Begin EXTRACTED INFORMATION

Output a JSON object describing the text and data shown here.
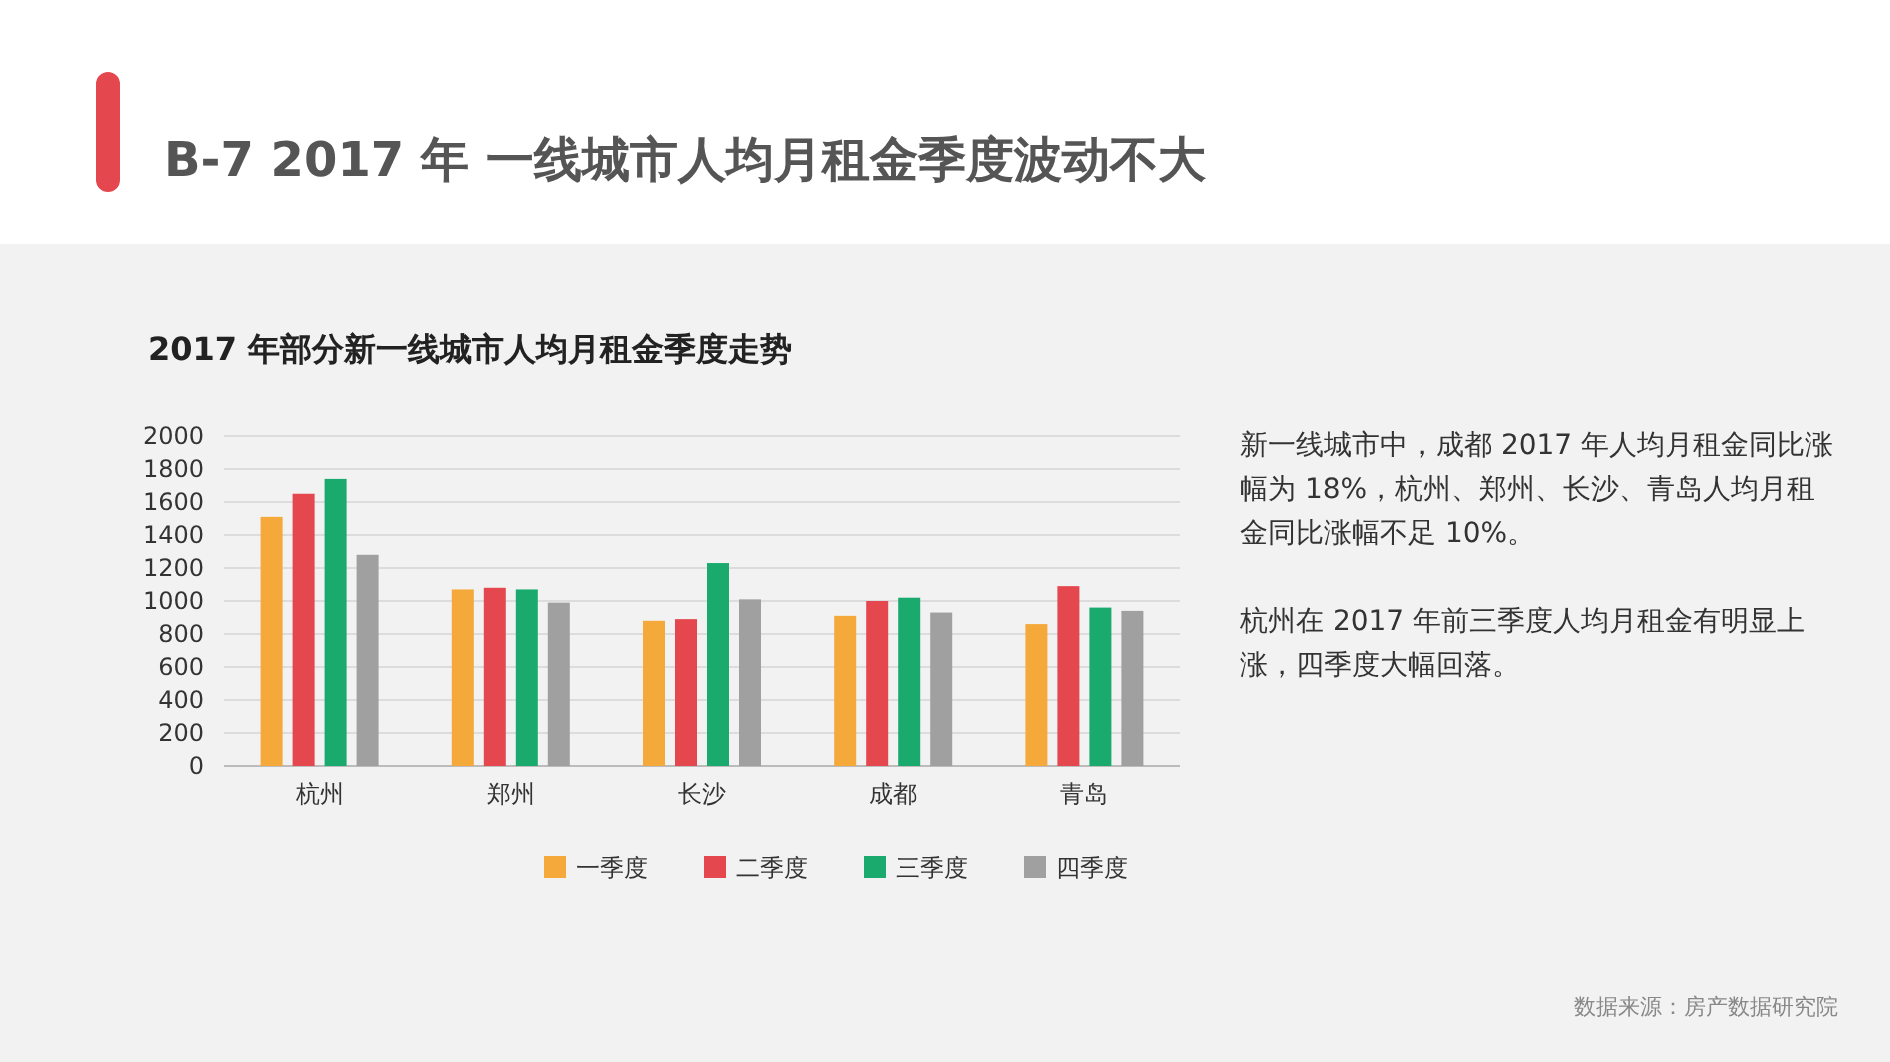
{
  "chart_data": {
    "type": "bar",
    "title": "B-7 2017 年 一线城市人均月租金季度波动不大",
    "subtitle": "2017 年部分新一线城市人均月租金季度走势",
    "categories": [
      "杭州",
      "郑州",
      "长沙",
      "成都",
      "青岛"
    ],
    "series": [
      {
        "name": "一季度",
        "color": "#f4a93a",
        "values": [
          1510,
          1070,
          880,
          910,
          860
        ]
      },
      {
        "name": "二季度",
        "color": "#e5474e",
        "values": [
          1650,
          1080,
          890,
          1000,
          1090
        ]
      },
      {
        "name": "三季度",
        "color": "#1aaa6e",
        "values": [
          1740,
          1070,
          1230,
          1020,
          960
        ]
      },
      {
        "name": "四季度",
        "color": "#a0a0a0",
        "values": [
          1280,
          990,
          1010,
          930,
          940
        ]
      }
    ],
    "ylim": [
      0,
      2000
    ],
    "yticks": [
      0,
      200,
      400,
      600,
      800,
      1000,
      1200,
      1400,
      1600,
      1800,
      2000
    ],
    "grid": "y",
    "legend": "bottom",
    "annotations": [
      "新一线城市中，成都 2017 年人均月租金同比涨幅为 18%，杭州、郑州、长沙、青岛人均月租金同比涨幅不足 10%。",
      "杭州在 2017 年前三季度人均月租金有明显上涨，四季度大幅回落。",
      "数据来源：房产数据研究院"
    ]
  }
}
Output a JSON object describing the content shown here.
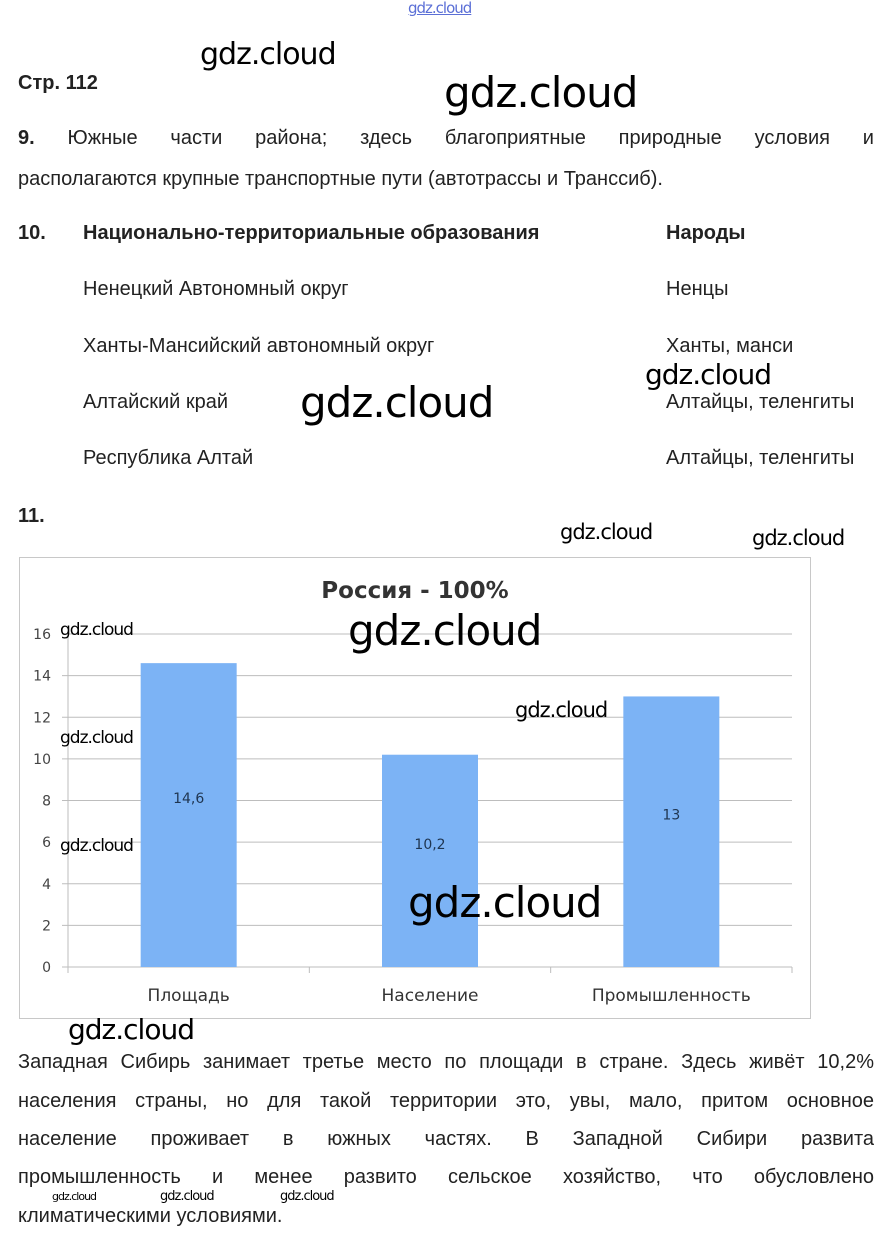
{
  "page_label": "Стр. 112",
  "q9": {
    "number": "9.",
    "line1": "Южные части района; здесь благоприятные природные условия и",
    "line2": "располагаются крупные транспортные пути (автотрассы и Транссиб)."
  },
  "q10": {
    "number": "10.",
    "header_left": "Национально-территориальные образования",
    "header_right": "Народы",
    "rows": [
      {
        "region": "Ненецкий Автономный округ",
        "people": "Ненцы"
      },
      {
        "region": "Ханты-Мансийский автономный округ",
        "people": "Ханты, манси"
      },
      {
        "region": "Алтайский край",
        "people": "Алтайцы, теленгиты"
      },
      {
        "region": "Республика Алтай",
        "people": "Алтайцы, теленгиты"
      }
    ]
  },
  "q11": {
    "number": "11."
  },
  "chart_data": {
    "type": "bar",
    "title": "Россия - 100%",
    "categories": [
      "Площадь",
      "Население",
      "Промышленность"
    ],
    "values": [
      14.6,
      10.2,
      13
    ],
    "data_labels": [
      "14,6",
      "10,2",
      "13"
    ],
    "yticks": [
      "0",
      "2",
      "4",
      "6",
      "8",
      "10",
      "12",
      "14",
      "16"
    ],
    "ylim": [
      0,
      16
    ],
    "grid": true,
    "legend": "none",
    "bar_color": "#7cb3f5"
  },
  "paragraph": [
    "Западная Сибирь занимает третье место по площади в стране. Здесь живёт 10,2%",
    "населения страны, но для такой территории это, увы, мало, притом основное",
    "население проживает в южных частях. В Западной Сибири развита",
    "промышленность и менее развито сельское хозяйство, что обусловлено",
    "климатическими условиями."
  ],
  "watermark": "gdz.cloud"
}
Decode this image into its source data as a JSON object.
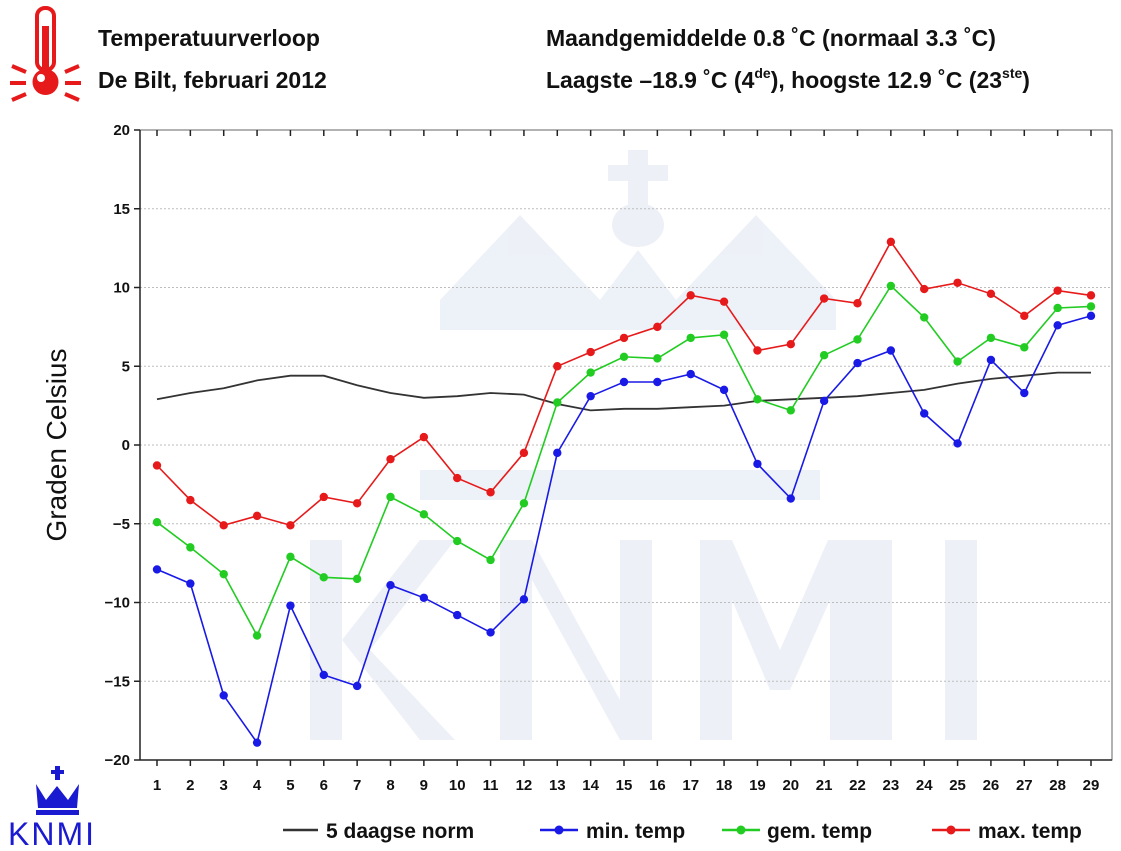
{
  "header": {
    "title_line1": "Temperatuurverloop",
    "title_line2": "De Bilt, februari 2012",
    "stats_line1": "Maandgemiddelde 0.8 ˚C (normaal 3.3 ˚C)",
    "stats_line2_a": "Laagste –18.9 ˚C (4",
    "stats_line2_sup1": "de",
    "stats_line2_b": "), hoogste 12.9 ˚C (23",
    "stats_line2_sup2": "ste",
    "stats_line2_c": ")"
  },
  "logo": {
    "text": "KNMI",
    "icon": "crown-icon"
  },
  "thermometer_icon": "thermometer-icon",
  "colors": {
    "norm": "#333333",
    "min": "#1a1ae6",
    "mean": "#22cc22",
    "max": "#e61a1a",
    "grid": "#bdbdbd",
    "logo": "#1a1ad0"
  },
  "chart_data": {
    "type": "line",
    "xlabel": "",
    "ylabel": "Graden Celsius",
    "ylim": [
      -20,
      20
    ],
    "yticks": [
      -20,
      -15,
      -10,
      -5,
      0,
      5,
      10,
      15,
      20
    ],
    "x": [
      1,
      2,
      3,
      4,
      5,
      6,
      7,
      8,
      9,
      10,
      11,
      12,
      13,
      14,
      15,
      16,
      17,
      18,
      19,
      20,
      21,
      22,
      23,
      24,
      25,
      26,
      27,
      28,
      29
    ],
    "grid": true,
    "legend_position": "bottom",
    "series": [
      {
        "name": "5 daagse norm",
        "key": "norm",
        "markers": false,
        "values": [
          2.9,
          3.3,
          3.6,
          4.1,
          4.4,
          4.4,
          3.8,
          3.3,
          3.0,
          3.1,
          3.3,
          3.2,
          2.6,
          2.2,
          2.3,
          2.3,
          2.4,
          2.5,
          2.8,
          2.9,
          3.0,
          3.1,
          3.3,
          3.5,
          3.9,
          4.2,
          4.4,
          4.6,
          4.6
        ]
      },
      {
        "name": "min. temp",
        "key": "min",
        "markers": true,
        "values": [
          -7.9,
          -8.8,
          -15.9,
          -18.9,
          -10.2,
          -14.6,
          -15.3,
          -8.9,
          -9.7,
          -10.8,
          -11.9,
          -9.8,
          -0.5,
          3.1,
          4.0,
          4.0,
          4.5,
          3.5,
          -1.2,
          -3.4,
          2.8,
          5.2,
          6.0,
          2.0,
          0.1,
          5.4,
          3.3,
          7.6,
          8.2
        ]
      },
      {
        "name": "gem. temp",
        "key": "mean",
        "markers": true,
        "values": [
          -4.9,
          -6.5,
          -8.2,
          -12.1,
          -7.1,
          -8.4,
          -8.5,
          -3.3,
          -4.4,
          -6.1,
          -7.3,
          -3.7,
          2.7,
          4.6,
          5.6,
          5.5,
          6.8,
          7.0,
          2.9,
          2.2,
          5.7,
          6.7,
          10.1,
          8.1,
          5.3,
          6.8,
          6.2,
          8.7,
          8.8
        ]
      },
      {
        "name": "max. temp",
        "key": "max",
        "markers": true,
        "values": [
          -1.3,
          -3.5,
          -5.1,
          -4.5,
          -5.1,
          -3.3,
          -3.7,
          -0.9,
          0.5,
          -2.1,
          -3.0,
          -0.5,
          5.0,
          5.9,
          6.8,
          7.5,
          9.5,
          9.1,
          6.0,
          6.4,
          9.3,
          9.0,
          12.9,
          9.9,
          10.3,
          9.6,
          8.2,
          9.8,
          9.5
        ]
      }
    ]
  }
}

End EXTRACTED INFORMATION

_TASK DESCRIPTION_
All entries must be written out again exactly as given, with no pictures in the copy.

_ANSWER_
Output a JSON object describing the text and data shown here.
{
  "chart_data": {
    "type": "bar",
    "title": "B-7 2017 年 一线城市人均月租金季度波动不大",
    "subtitle": "2017 年部分新一线城市人均月租金季度走势",
    "categories": [
      "杭州",
      "郑州",
      "长沙",
      "成都",
      "青岛"
    ],
    "series": [
      {
        "name": "一季度",
        "color": "#f4a93a",
        "values": [
          1510,
          1070,
          880,
          910,
          860
        ]
      },
      {
        "name": "二季度",
        "color": "#e5474e",
        "values": [
          1650,
          1080,
          890,
          1000,
          1090
        ]
      },
      {
        "name": "三季度",
        "color": "#1aaa6e",
        "values": [
          1740,
          1070,
          1230,
          1020,
          960
        ]
      },
      {
        "name": "四季度",
        "color": "#a0a0a0",
        "values": [
          1280,
          990,
          1010,
          930,
          940
        ]
      }
    ],
    "ylim": [
      0,
      2000
    ],
    "yticks": [
      0,
      200,
      400,
      600,
      800,
      1000,
      1200,
      1400,
      1600,
      1800,
      2000
    ],
    "grid": "y",
    "legend": "bottom",
    "annotations": [
      "新一线城市中，成都 2017 年人均月租金同比涨幅为 18%，杭州、郑州、长沙、青岛人均月租金同比涨幅不足 10%。",
      "杭州在 2017 年前三季度人均月租金有明显上涨，四季度大幅回落。",
      "数据来源：房产数据研究院"
    ]
  }
}
Output a JSON object describing the content shown here.
{
  "page_label": "Стр. 112",
  "q9": {
    "number": "9.",
    "line1": "Южные части района; здесь благоприятные природные условия и",
    "line2": "располагаются крупные транспортные пути (автотрассы и Транссиб)."
  },
  "q10": {
    "number": "10.",
    "header_left": "Национально-территориальные образования",
    "header_right": "Народы",
    "rows": [
      {
        "region": "Ненецкий Автономный округ",
        "people": "Ненцы"
      },
      {
        "region": "Ханты-Мансийский автономный округ",
        "people": "Ханты, манси"
      },
      {
        "region": "Алтайский край",
        "people": "Алтайцы, теленгиты"
      },
      {
        "region": "Республика Алтай",
        "people": "Алтайцы, теленгиты"
      }
    ]
  },
  "q11": {
    "number": "11."
  },
  "chart_data": {
    "type": "bar",
    "title": "Россия - 100%",
    "categories": [
      "Площадь",
      "Население",
      "Промышленность"
    ],
    "values": [
      14.6,
      10.2,
      13
    ],
    "data_labels": [
      "14,6",
      "10,2",
      "13"
    ],
    "yticks": [
      "0",
      "2",
      "4",
      "6",
      "8",
      "10",
      "12",
      "14",
      "16"
    ],
    "ylim": [
      0,
      16
    ],
    "grid": true,
    "legend": "none",
    "bar_color": "#7cb3f5"
  },
  "paragraph": [
    "Западная Сибирь занимает третье место по площади в стране. Здесь живёт 10,2%",
    "населения страны, но для такой территории это, увы, мало, притом основное",
    "население проживает в южных частях. В Западной Сибири развита",
    "промышленность и менее развито сельское хозяйство, что обусловлено",
    "климатическими условиями."
  ],
  "watermark": "gdz.cloud"
}
Decode this image into its source data as a JSON object.
{
  "header": {
    "title_line1": "Temperatuurverloop",
    "title_line2": "De Bilt, februari 2012",
    "stats_line1": "Maandgemiddelde 0.8 ˚C (normaal 3.3 ˚C)",
    "stats_line2_a": "Laagste –18.9 ˚C (4",
    "stats_line2_sup1": "de",
    "stats_line2_b": "), hoogste 12.9 ˚C (23",
    "stats_line2_sup2": "ste",
    "stats_line2_c": ")"
  },
  "logo": {
    "text": "KNMI",
    "icon": "crown-icon"
  },
  "thermometer_icon": "thermometer-icon",
  "colors": {
    "norm": "#333333",
    "min": "#1a1ae6",
    "mean": "#22cc22",
    "max": "#e61a1a",
    "grid": "#bdbdbd",
    "logo": "#1a1ad0"
  },
  "chart_data": {
    "type": "line",
    "xlabel": "",
    "ylabel": "Graden Celsius",
    "ylim": [
      -20,
      20
    ],
    "yticks": [
      -20,
      -15,
      -10,
      -5,
      0,
      5,
      10,
      15,
      20
    ],
    "x": [
      1,
      2,
      3,
      4,
      5,
      6,
      7,
      8,
      9,
      10,
      11,
      12,
      13,
      14,
      15,
      16,
      17,
      18,
      19,
      20,
      21,
      22,
      23,
      24,
      25,
      26,
      27,
      28,
      29
    ],
    "grid": true,
    "legend_position": "bottom",
    "series": [
      {
        "name": "5 daagse norm",
        "key": "norm",
        "markers": false,
        "values": [
          2.9,
          3.3,
          3.6,
          4.1,
          4.4,
          4.4,
          3.8,
          3.3,
          3.0,
          3.1,
          3.3,
          3.2,
          2.6,
          2.2,
          2.3,
          2.3,
          2.4,
          2.5,
          2.8,
          2.9,
          3.0,
          3.1,
          3.3,
          3.5,
          3.9,
          4.2,
          4.4,
          4.6,
          4.6
        ]
      },
      {
        "name": "min. temp",
        "key": "min",
        "markers": true,
        "values": [
          -7.9,
          -8.8,
          -15.9,
          -18.9,
          -10.2,
          -14.6,
          -15.3,
          -8.9,
          -9.7,
          -10.8,
          -11.9,
          -9.8,
          -0.5,
          3.1,
          4.0,
          4.0,
          4.5,
          3.5,
          -1.2,
          -3.4,
          2.8,
          5.2,
          6.0,
          2.0,
          0.1,
          5.4,
          3.3,
          7.6,
          8.2
        ]
      },
      {
        "name": "gem. temp",
        "key": "mean",
        "markers": true,
        "values": [
          -4.9,
          -6.5,
          -8.2,
          -12.1,
          -7.1,
          -8.4,
          -8.5,
          -3.3,
          -4.4,
          -6.1,
          -7.3,
          -3.7,
          2.7,
          4.6,
          5.6,
          5.5,
          6.8,
          7.0,
          2.9,
          2.2,
          5.7,
          6.7,
          10.1,
          8.1,
          5.3,
          6.8,
          6.2,
          8.7,
          8.8
        ]
      },
      {
        "name": "max. temp",
        "key": "max",
        "markers": true,
        "values": [
          -1.3,
          -3.5,
          -5.1,
          -4.5,
          -5.1,
          -3.3,
          -3.7,
          -0.9,
          0.5,
          -2.1,
          -3.0,
          -0.5,
          5.0,
          5.9,
          6.8,
          7.5,
          9.5,
          9.1,
          6.0,
          6.4,
          9.3,
          9.0,
          12.9,
          9.9,
          10.3,
          9.6,
          8.2,
          9.8,
          9.5
        ]
      }
    ]
  }
}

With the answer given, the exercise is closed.